§ **What is expected**:
List every line in this data where the string "列出所有模式" occurs.

Data records:
━━━━━━━━━━━━━━━━━━━━

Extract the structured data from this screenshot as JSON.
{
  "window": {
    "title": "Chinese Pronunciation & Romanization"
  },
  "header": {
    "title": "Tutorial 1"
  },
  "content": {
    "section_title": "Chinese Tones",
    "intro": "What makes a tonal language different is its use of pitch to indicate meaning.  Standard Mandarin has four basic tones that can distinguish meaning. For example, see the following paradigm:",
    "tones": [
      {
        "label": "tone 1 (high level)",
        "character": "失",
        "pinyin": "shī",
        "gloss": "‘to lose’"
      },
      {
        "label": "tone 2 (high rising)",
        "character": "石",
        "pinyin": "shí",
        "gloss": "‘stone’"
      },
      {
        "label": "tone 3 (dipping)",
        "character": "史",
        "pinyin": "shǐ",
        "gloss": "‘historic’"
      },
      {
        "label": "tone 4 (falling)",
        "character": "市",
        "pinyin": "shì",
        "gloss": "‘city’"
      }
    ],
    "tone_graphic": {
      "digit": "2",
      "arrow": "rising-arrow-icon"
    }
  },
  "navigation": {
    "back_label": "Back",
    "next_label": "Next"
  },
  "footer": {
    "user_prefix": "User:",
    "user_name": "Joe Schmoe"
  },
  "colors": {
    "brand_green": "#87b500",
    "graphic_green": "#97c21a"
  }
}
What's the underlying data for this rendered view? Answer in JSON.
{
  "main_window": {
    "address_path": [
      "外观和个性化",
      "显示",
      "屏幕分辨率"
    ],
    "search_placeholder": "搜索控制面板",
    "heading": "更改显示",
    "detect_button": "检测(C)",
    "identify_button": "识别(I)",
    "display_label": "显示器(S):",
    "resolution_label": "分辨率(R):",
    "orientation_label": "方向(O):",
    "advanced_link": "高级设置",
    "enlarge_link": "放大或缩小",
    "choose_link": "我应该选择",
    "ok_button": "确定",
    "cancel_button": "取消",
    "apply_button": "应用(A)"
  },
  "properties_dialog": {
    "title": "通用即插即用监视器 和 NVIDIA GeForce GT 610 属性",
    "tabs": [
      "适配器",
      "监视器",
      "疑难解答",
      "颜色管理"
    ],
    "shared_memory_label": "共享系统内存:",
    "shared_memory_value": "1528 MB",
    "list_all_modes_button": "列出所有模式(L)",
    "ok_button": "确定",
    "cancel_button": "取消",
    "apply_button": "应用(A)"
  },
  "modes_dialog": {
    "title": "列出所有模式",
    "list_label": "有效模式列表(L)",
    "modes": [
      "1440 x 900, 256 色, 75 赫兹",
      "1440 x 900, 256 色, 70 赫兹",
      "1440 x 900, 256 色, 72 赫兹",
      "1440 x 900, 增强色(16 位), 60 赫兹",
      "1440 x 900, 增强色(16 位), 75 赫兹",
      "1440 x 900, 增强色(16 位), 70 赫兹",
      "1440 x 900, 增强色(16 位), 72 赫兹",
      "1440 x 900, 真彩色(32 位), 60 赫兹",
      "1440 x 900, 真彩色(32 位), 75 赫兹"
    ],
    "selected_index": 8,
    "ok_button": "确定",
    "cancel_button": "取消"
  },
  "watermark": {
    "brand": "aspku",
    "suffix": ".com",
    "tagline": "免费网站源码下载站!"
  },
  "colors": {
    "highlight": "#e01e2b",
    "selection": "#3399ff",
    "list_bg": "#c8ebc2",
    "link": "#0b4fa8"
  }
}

━━━━━━━━━━━━━━━━━━━━

§ **Worked solution**:
    "list_all_modes_button": "列出所有模式(L)",
    "title": "列出所有模式",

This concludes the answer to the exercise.